In the records below, tally every line containing "pareti". Report only the total.

— Start —

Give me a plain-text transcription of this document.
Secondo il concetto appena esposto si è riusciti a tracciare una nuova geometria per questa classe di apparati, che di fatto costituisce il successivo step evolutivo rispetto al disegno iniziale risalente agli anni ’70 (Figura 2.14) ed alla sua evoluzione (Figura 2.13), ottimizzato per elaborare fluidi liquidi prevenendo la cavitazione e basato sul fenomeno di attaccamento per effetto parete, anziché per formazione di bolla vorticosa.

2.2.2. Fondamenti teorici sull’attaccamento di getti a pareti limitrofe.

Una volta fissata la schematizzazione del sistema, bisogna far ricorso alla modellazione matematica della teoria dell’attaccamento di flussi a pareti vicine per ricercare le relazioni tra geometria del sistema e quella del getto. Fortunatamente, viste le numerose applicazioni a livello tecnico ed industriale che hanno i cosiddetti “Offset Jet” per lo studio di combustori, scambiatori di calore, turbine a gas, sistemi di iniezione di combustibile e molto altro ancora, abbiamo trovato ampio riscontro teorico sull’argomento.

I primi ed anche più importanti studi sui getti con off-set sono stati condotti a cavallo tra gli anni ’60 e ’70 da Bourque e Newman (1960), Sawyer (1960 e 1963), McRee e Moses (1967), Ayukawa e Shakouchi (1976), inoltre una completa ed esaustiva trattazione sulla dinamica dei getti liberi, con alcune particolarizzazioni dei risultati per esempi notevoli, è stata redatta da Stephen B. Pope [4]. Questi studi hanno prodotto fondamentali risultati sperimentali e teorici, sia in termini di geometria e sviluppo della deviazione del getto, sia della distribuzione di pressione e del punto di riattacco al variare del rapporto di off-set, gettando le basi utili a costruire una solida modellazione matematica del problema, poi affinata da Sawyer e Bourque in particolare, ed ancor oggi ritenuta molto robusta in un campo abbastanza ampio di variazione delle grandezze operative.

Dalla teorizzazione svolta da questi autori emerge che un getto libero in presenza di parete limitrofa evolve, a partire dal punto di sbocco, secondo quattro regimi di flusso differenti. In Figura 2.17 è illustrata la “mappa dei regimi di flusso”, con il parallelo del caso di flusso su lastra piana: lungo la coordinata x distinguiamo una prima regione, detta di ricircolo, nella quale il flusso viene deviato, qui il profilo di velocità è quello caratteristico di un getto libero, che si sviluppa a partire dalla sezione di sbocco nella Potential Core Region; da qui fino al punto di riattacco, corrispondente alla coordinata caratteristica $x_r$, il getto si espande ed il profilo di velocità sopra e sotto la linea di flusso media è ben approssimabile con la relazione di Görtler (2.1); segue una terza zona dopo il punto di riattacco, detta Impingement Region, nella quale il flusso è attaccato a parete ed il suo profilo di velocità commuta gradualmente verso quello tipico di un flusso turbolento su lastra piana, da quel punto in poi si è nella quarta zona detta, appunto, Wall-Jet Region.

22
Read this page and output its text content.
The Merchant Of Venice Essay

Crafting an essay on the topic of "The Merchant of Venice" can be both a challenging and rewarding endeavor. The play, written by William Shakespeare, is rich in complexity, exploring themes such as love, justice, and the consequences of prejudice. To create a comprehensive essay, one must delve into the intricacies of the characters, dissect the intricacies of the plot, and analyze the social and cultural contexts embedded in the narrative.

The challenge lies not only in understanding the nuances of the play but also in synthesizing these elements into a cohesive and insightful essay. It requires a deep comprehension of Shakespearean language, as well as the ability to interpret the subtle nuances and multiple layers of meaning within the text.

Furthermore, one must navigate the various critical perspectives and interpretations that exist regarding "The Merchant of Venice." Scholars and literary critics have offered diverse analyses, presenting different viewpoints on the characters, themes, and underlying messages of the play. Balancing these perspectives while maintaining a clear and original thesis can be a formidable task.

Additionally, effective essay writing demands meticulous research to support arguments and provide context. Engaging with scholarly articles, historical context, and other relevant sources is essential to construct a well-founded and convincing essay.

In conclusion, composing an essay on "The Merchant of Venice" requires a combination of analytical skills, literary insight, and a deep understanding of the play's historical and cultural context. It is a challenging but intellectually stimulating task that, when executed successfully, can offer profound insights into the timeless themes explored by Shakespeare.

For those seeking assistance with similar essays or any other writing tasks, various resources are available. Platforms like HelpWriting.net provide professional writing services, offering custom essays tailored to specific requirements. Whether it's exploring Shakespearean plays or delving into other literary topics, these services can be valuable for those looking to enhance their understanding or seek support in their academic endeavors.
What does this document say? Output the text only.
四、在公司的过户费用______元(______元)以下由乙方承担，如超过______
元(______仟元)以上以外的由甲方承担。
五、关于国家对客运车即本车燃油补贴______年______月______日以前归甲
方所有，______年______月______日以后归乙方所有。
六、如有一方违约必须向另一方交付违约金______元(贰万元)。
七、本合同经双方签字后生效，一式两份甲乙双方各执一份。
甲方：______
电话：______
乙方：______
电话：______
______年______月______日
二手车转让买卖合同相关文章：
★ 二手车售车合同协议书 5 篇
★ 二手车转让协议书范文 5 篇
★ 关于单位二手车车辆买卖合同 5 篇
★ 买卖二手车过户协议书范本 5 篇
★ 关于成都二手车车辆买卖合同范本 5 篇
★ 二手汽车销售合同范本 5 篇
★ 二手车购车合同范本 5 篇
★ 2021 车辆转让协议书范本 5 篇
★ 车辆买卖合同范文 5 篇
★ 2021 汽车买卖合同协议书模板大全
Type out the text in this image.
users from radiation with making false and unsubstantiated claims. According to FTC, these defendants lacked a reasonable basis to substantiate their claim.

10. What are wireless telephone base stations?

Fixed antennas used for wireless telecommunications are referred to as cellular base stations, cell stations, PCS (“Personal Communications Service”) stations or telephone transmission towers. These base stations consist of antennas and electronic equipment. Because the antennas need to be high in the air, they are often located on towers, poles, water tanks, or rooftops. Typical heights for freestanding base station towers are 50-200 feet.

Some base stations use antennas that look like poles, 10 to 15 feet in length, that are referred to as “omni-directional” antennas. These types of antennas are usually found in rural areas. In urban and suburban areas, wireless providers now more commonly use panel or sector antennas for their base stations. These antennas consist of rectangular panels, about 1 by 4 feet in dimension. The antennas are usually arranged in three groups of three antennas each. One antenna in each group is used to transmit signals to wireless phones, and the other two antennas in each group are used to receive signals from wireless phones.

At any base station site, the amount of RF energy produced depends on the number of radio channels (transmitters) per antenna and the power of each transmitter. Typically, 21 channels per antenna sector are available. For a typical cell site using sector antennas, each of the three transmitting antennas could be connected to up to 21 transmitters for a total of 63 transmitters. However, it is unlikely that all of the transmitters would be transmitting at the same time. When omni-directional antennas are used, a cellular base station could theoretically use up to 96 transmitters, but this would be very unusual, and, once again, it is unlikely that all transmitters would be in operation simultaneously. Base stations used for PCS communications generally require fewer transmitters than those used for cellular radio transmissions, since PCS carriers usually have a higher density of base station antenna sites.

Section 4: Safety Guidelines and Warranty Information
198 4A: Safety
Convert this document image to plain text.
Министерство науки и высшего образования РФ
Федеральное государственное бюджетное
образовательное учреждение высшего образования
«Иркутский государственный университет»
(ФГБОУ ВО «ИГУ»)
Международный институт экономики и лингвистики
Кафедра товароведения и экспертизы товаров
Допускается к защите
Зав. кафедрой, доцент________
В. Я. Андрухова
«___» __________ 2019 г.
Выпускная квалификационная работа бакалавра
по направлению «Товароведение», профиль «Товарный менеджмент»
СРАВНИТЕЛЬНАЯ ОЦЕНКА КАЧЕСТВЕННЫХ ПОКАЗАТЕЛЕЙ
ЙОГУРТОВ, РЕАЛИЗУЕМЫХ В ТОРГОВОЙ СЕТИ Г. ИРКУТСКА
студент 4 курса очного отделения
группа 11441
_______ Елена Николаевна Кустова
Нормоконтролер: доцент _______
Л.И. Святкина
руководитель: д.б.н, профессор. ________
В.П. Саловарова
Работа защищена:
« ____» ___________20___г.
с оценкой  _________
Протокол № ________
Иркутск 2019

— End —

> RESULT FOR THIS EXERCISE
2